## [Work instructions]
Find the string "không" in the listing and report every line that has it.

Excerpt from a dataset
******************************
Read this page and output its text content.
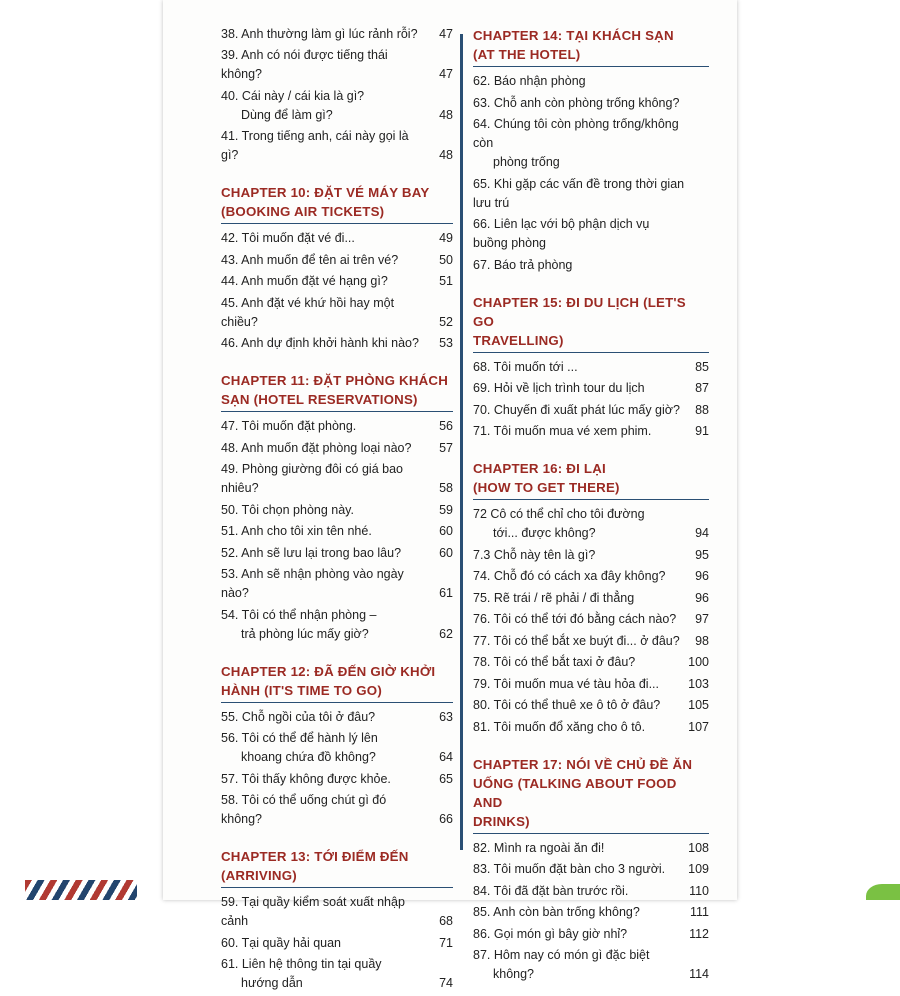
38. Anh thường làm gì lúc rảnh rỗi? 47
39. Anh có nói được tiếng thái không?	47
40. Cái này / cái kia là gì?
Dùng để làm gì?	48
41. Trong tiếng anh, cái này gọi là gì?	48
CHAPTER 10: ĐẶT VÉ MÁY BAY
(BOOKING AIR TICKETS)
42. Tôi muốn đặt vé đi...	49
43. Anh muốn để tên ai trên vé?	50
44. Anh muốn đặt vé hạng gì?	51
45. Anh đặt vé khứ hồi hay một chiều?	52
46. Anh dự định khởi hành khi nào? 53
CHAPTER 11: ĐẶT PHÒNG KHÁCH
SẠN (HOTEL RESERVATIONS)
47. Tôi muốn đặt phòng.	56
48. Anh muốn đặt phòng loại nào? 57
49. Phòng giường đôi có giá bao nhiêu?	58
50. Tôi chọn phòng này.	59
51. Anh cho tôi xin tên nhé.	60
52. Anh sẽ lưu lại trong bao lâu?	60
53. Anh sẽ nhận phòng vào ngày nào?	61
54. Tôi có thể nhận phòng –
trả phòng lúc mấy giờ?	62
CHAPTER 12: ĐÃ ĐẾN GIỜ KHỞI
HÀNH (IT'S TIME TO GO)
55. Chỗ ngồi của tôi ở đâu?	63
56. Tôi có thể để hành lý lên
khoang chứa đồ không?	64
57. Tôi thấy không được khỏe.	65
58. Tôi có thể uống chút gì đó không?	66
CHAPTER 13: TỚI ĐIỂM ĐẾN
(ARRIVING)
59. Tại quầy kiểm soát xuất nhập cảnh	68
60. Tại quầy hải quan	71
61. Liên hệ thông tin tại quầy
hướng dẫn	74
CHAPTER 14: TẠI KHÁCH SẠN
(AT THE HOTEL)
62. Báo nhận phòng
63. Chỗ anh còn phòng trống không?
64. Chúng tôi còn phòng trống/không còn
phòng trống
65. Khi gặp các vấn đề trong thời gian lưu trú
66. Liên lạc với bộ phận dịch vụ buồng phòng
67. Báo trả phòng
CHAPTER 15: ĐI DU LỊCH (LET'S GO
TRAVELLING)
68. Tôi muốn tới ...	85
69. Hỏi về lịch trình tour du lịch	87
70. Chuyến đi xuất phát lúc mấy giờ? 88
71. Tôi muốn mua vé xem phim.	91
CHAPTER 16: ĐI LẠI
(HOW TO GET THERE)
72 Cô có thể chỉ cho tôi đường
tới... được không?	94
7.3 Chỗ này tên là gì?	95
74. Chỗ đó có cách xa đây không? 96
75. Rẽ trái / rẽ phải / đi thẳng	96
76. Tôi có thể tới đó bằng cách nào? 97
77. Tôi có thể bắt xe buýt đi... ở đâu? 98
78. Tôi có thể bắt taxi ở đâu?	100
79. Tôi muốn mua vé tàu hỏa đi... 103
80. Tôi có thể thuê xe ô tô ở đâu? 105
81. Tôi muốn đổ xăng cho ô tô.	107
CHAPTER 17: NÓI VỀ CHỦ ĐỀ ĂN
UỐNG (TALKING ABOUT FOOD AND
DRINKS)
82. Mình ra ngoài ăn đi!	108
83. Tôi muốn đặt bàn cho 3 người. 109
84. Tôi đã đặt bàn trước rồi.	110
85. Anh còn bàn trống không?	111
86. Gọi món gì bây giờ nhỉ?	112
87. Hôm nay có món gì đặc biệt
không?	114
******************************
## [Result]
39. Anh có nói được tiếng thái không?	47
khoang chứa đồ không?	64
57. Tôi thấy không được khỏe.	65
58. Tôi có thể uống chút gì đó không?	66
63. Chỗ anh còn phòng trống không?
64. Chúng tôi còn phòng trống/không còn
tới... được không?	94
74. Chỗ đó có cách xa đây không? 96
85. Anh còn bàn trống không?	111
không?	114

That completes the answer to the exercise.